WORK TO BE COMPLETED ▸ In the listing below, find every line containing "optimization" and copy it out.

Dataset rows
══════

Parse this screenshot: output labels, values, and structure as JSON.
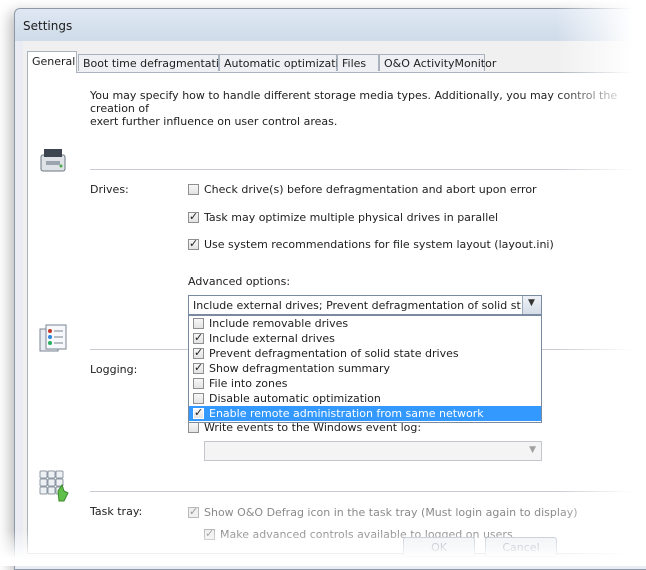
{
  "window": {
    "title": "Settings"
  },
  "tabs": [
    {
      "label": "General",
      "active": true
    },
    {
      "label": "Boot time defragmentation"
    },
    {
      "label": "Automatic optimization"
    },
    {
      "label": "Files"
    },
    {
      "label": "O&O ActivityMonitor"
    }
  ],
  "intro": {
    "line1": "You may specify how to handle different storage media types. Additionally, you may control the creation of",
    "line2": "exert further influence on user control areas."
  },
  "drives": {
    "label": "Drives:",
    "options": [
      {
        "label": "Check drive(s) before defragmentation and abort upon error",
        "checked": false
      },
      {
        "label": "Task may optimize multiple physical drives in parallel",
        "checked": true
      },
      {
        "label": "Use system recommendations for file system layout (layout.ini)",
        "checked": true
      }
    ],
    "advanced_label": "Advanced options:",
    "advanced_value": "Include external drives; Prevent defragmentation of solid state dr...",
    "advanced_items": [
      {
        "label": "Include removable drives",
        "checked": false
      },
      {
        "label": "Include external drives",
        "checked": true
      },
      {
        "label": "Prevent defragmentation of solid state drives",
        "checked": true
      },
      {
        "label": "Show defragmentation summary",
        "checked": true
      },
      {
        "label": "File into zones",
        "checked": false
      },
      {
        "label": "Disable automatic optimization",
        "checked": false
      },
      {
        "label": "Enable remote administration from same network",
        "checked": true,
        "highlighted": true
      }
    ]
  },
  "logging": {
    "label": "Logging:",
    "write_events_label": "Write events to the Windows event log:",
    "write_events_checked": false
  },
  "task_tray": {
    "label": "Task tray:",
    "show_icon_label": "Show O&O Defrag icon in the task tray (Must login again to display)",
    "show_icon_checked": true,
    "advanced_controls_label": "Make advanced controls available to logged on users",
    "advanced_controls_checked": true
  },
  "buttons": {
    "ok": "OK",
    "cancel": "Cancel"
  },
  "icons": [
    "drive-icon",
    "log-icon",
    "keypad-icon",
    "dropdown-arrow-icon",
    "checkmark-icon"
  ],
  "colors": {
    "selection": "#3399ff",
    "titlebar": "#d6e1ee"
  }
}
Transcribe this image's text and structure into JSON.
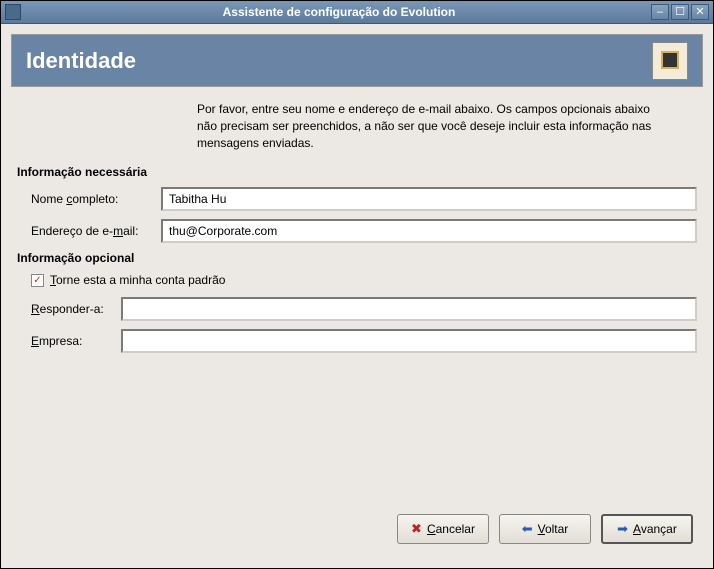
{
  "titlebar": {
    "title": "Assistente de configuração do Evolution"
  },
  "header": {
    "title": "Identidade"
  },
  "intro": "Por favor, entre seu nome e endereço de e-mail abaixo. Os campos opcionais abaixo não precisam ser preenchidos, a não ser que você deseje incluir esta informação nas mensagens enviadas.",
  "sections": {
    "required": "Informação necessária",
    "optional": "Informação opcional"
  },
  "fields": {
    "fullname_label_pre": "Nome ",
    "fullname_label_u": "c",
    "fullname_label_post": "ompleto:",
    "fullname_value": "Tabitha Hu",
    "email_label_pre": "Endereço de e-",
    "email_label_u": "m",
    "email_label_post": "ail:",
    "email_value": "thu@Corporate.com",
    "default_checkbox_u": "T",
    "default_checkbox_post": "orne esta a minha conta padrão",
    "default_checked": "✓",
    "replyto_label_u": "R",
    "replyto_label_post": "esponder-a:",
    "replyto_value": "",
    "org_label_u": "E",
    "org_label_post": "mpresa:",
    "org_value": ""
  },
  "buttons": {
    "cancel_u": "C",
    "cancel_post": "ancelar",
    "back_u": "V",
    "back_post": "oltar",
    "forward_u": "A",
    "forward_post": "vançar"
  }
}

══════

SOLUTION BELOW ▸
      "label": "Automatic optimization"
        "label": "Disable automatic optimization",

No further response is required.